#### REQUIREMENTS:
Copy out the whole listing exactly as written, leaving the pictures behind.

#### Collected data entries:
··········

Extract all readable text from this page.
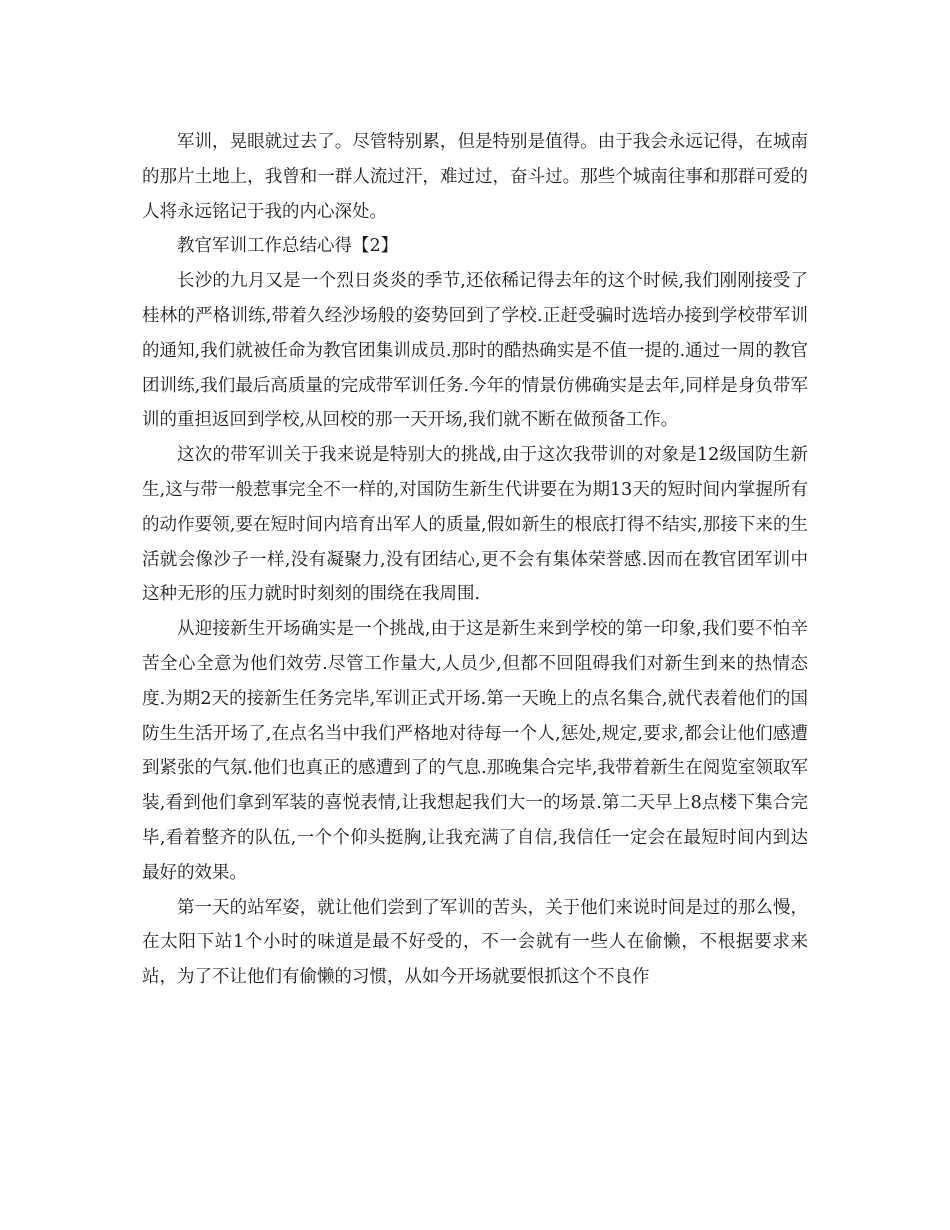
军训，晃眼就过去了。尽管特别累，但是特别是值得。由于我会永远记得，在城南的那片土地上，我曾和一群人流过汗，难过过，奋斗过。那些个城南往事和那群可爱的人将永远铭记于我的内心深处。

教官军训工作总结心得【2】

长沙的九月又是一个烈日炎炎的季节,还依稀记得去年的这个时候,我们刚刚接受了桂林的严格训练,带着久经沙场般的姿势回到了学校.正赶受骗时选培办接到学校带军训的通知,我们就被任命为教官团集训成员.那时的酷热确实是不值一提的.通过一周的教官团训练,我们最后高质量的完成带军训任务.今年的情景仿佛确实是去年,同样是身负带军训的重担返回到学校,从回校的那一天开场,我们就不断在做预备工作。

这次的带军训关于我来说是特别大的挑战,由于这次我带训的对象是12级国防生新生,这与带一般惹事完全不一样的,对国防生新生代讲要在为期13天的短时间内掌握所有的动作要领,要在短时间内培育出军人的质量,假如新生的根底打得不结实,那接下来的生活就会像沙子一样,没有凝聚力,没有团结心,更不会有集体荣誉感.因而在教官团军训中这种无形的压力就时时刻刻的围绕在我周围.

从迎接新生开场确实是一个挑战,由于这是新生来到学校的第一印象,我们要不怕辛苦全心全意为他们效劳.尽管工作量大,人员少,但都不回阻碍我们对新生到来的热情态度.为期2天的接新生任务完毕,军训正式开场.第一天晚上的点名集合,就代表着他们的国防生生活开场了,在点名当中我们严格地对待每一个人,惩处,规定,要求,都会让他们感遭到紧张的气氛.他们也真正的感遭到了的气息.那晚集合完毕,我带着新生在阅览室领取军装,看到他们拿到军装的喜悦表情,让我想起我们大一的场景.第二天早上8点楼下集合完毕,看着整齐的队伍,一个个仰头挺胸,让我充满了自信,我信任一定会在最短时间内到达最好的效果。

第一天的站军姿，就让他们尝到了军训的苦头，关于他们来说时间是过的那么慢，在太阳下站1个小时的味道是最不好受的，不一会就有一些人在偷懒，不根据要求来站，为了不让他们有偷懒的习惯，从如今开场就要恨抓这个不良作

··········

#### THE RESULT:
Extract all readable text from this page.
军训，晃眼就过去了。尽管特别累，但是特别是值得。由于我会永远记得，在城南的那片土地上，我曾和一群人流过汗，难过过，奋斗过。那些个城南往事和那群可爱的人将永远铭记于我的内心深处。

教官军训工作总结心得【2】

长沙的九月又是一个烈日炎炎的季节,还依稀记得去年的这个时候,我们刚刚接受了桂林的严格训练,带着久经沙场般的姿势回到了学校.正赶受骗时选培办接到学校带军训的通知,我们就被任命为教官团集训成员.那时的酷热确实是不值一提的.通过一周的教官团训练,我们最后高质量的完成带军训任务.今年的情景仿佛确实是去年,同样是身负带军训的重担返回到学校,从回校的那一天开场,我们就不断在做预备工作。

这次的带军训关于我来说是特别大的挑战,由于这次我带训的对象是12级国防生新生,这与带一般惹事完全不一样的,对国防生新生代讲要在为期13天的短时间内掌握所有的动作要领,要在短时间内培育出军人的质量,假如新生的根底打得不结实,那接下来的生活就会像沙子一样,没有凝聚力,没有团结心,更不会有集体荣誉感.因而在教官团军训中这种无形的压力就时时刻刻的围绕在我周围.

从迎接新生开场确实是一个挑战,由于这是新生来到学校的第一印象,我们要不怕辛苦全心全意为他们效劳.尽管工作量大,人员少,但都不回阻碍我们对新生到来的热情态度.为期2天的接新生任务完毕,军训正式开场.第一天晚上的点名集合,就代表着他们的国防生生活开场了,在点名当中我们严格地对待每一个人,惩处,规定,要求,都会让他们感遭到紧张的气氛.他们也真正的感遭到了的气息.那晚集合完毕,我带着新生在阅览室领取军装,看到他们拿到军装的喜悦表情,让我想起我们大一的场景.第二天早上8点楼下集合完毕,看着整齐的队伍,一个个仰头挺胸,让我充满了自信,我信任一定会在最短时间内到达最好的效果。

第一天的站军姿，就让他们尝到了军训的苦头，关于他们来说时间是过的那么慢，在太阳下站1个小时的味道是最不好受的，不一会就有一些人在偷懒，不根据要求来站，为了不让他们有偷懒的习惯，从如今开场就要恨抓这个不良作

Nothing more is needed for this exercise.